**TASK BRIEF**
Your task is to copy every line of the records below that contains "title".
★ ★ ★ ★ ★ ★ ★
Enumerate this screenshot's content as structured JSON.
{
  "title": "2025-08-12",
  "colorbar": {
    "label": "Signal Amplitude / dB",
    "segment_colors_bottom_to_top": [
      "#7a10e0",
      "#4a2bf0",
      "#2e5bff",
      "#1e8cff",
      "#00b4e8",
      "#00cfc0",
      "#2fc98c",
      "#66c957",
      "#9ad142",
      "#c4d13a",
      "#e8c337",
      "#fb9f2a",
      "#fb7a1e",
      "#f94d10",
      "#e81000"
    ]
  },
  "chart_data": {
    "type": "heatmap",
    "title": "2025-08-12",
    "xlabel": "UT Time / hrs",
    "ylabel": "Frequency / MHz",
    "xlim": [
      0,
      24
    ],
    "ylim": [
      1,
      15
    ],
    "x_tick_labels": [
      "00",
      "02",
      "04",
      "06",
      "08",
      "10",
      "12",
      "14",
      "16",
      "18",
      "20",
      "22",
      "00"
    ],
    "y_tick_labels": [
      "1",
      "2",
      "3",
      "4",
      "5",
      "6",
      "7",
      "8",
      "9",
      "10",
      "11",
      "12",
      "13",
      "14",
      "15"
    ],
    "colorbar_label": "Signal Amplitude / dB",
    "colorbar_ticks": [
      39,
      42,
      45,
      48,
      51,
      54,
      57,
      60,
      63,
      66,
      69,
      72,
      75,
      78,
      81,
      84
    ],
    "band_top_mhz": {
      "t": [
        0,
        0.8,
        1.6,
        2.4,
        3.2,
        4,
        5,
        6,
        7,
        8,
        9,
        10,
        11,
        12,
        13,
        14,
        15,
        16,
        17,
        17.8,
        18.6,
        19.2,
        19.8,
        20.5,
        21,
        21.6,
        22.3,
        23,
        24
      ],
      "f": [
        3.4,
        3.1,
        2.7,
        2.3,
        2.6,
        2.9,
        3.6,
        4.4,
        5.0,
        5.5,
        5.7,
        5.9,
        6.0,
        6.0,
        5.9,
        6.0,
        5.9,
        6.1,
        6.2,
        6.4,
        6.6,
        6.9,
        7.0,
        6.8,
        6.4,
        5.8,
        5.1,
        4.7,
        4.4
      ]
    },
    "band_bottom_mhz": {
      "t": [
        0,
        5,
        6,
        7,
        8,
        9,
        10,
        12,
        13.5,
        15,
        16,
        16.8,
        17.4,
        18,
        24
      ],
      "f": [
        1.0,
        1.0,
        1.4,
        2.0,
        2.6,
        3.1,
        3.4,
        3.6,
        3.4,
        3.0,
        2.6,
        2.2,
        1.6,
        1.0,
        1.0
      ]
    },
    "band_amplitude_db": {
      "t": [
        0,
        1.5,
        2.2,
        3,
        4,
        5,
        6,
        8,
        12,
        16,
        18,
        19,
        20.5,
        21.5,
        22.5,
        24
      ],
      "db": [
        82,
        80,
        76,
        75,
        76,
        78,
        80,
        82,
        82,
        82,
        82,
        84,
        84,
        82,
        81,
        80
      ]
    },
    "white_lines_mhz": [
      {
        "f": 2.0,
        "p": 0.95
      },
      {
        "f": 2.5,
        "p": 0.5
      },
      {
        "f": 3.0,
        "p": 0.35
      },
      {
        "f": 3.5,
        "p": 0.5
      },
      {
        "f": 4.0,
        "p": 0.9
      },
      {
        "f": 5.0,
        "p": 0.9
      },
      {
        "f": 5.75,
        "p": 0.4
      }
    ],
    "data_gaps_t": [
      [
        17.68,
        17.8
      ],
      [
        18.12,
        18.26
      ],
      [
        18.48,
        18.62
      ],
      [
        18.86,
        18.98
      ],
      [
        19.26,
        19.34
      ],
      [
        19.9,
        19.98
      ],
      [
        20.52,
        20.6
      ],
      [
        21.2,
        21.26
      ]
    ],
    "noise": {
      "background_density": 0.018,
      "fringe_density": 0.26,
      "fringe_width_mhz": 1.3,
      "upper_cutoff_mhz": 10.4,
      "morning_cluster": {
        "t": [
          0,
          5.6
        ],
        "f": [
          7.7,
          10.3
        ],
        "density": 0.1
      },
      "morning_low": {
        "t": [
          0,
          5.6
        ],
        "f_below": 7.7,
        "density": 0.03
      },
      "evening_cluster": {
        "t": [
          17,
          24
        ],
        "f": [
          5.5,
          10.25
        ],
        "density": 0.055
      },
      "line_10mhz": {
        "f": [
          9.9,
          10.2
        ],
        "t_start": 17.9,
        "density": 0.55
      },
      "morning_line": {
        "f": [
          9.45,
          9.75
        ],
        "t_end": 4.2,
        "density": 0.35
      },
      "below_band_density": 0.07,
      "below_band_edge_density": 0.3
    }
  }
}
★ ★ ★ ★ ★ ★ ★
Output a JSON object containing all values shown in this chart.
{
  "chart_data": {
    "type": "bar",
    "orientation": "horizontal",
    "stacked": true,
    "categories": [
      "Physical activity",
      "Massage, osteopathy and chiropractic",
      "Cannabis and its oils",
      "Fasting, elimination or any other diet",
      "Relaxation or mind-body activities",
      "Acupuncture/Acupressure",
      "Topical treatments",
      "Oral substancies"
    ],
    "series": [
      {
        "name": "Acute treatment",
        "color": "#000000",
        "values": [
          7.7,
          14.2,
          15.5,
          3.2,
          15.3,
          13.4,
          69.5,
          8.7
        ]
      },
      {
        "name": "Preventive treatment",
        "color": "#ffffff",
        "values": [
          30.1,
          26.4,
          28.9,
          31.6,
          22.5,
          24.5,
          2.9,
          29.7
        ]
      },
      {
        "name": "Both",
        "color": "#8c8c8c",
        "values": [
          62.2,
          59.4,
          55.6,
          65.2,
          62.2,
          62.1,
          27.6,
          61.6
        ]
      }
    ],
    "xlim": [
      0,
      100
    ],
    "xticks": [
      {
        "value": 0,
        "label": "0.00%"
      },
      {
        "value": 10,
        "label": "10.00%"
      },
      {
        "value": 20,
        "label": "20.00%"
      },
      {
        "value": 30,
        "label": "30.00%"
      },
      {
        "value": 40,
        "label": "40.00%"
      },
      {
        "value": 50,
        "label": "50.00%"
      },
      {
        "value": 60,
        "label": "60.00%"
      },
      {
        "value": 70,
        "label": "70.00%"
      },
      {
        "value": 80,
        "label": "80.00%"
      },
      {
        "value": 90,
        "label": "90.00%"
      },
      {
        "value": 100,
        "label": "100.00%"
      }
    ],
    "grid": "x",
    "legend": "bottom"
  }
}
★ ★ ★ ★ ★ ★ ★
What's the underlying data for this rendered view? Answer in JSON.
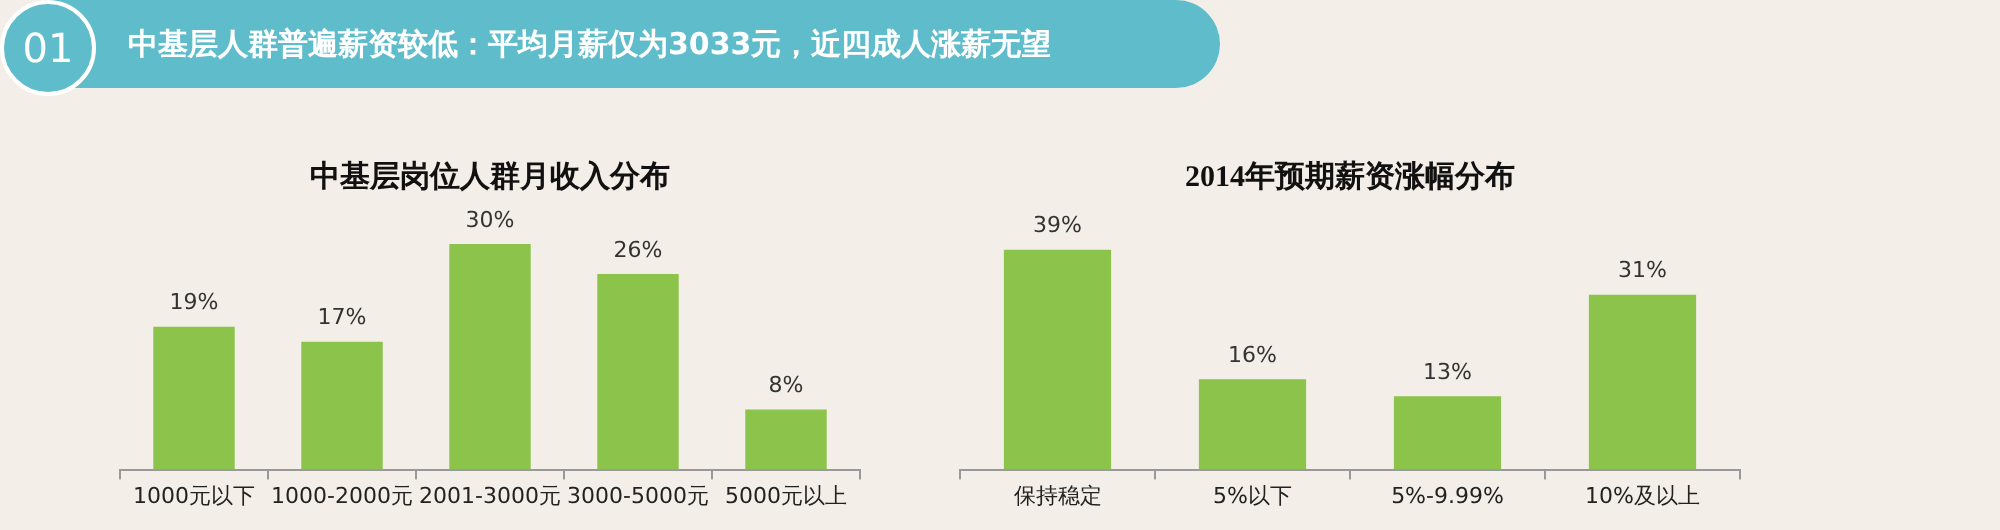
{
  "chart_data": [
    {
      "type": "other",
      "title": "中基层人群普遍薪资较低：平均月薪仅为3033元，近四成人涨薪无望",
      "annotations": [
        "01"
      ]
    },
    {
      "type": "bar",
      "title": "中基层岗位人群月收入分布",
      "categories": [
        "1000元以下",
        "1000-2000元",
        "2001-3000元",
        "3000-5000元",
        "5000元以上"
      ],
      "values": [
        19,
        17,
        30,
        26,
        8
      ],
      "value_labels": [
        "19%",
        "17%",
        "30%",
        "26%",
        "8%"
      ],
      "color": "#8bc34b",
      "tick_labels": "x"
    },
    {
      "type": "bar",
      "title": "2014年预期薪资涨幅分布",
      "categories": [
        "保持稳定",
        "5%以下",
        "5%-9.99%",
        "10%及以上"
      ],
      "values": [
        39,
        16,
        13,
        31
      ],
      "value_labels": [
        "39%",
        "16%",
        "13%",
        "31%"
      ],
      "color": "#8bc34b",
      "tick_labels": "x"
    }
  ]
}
★ ★ ★ ★ ★ ★ ★
**TASK SOLUTION**
  "title": "2025-08-12",
    "title": "2025-08-12",
      "title": "中基层人群普遍薪资较低：平均月薪仅为3033元，近四成人涨薪无望",
      "title": "中基层岗位人群月收入分布",
      "title": "2014年预期薪资涨幅分布",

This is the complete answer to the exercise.